Excerpted text:
>>>>

Exercise Basics: Beyond Weight Loss
How Exercise Benefits Your Body
One of the most important aspects of motivating yourself to get moving is to understand how exercise benefits your body and your life. Aside from the benefit of burning calories to help you lose weight, exercise can make a vast difference in the condition of your body and your organs, which can make the requirements of everyday life easier and less likely to cause fatigue or pain. First, consider how regular exercise can benefit heart health. Just getting regular, moderate exercise can reduce your risk of developing heart disease, plus, exercise makes the heart itself stronger, and more efficient. Here's how:
Your heart pumps blood through your vascular system (veins and arteries). Your lungs extract oxygen from air and send it to your blood where it is distributed throughout your entire body. The stronger your heart is, the more easily it pumps more blood throughout your entire body. If your heart is weak, it has to work harder to provide you with fresh blood and oxygen.
To improve the strength of your heart, you need to do aerobic exercise. Since aerobic exercise makes you breathe more heavily than you normally do, it trains your heart to pump blood more efficiently throughout your entire body. You breathe more heavily during aerobic exercise because your body is moving faster than usual and therefore, using oxygen more rapidly, and in greater amounts. The oxygen is then delivered more deeply in the body.
Any activity is considered aerobic if it has the following characteristics: You are required to move your limbs at the same time, you use your larger muscle groups, such as those in your legs, and you perform the activity for at least 20 continuous minutes. Aerobic activity must also be performed at an intensity level that causes your heart and lungs to work harder than usual and is typically rhythmic and/or repetitive. So, for example, splashing in a pool is not an aerobic activity, but swimming in a multiple-lap race is.
Other ways that your body is improved with exercise include:
Muscle strength (how much weight your muscle can lift) and muscle endurance (how long a muscle can work) are directly related to your activity level. Strength training (or, as it is also known, resistance training) is ideal for significantly increasing muscle strength. It can improve many aspects of your life. Consider something as simple as going to the supermarket: Carrying groceries into your apartment is an example of muscle strength and endurance. When you lift a few heavy bags into your backseat, you are using muscle strength. When you are able to pick up the remaining, less heavy bags and make trips to carry them from your car to your apartment, that's endurance.
Bone health can also be improved with strength training since muscles are attached to bones. Stronger bones can pay off now and in the future -- you are less likely to get injured when your bones are strong and increasing bone strength can help prevent osteoporosis as you age. Good bone health also leads to deeper breathing and improved posture. According to the National Institute of Arthritis and Musculoskeletal and Skin Diseases, some of the best exercises for bone health include lifting weights, walking, hiking, jogging, climbing stairs, and tennis.
Flexibility is the ability to move joints effectively and can be improved with stretching exercises. While stretching does not increase your endurance or strength, it is an important part of reducing injury risk and soreness that results from activity. If your flexibility is limited, you will find movement more difficult. Exercises that improve your flexibility feature moves that stretch your muscles, tendons, and ligaments such as yoga or Tai Chi.
Remember, you should talk to your doctor before beginning exercise if you are over 40 or have any health problems.

<<<<

Your instructions: In the exercise basics text, how long must an activity be done without stopping to count as aerobic?

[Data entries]
>>>>

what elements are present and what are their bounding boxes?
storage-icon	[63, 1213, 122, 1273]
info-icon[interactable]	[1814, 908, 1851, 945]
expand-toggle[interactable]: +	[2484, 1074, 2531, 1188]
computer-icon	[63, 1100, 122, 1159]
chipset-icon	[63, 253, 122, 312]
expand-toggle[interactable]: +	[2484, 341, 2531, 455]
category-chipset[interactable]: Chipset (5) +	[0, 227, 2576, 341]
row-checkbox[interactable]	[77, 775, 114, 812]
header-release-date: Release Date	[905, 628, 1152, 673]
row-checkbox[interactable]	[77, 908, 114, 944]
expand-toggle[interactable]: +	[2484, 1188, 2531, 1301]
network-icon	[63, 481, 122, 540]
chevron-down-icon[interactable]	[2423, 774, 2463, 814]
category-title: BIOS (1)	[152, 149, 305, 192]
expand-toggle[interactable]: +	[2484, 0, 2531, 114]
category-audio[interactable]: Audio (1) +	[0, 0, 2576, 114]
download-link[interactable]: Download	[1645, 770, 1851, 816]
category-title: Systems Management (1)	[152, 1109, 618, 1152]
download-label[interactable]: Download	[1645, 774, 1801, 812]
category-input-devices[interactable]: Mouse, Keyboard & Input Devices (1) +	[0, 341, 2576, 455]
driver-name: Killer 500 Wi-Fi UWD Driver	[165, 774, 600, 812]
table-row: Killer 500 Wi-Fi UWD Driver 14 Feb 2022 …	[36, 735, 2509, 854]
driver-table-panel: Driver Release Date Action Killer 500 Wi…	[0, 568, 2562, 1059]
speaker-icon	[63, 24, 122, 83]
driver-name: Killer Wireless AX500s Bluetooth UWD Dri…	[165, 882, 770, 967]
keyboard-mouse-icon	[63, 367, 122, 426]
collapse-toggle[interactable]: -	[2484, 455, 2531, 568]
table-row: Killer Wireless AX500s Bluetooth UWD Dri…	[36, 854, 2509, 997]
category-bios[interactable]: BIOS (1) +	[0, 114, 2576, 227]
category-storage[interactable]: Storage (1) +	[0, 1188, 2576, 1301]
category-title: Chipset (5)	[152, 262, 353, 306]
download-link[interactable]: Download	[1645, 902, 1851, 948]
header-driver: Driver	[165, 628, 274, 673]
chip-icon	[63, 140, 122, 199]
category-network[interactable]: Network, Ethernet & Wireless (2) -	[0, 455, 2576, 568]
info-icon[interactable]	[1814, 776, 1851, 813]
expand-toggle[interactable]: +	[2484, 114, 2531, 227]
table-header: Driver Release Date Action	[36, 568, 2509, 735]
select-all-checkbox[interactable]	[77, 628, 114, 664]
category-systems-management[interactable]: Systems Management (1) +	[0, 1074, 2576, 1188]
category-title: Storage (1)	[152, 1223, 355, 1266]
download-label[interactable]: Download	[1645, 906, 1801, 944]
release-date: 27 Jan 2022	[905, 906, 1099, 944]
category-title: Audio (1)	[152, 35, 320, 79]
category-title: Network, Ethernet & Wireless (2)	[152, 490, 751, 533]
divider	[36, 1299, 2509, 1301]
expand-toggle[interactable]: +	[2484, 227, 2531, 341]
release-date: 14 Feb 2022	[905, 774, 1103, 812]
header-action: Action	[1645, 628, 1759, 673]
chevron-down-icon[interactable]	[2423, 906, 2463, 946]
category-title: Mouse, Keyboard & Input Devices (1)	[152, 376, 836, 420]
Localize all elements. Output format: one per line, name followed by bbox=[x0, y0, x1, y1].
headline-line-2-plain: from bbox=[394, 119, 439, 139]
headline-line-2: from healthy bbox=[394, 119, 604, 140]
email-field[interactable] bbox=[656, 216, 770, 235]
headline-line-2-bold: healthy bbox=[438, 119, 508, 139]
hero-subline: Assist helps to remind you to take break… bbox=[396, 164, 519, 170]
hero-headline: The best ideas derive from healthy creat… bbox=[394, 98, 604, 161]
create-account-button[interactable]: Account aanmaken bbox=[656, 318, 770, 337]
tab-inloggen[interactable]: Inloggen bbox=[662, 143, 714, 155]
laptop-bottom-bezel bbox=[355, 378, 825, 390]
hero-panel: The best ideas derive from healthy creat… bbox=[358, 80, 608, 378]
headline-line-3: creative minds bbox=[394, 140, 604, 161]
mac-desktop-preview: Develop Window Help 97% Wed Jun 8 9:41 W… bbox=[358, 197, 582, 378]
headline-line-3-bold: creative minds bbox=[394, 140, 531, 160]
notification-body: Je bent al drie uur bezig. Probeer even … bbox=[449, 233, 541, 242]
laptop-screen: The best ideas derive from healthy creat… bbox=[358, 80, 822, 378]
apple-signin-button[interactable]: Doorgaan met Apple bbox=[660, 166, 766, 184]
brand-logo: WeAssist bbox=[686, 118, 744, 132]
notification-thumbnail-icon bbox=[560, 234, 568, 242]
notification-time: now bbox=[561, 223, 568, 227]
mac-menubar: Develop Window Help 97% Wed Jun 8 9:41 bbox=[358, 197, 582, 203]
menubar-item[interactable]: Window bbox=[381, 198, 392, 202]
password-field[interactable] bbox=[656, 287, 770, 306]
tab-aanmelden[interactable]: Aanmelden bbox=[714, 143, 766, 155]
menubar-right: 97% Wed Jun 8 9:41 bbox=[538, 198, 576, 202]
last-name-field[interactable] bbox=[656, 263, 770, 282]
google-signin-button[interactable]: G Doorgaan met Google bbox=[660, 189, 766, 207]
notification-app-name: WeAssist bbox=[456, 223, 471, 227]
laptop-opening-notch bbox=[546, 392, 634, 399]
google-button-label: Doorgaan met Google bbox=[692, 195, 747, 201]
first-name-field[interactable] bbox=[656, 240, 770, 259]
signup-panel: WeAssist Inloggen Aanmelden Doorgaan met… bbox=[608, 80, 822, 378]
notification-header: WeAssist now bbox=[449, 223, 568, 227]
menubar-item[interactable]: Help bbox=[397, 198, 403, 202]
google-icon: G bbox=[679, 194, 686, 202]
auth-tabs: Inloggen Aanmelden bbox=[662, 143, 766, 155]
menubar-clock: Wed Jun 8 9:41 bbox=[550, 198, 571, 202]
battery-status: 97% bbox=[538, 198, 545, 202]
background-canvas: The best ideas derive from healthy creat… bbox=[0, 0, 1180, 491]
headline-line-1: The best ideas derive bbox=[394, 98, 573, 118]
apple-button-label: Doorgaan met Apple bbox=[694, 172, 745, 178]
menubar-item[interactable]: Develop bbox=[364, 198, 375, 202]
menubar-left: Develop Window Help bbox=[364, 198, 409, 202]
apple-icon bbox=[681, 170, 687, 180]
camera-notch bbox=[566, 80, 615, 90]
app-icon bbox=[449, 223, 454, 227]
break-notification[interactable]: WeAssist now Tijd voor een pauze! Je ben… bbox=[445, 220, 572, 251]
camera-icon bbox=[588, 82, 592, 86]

<<<<

Expected answer: At least 20 continuous minutes.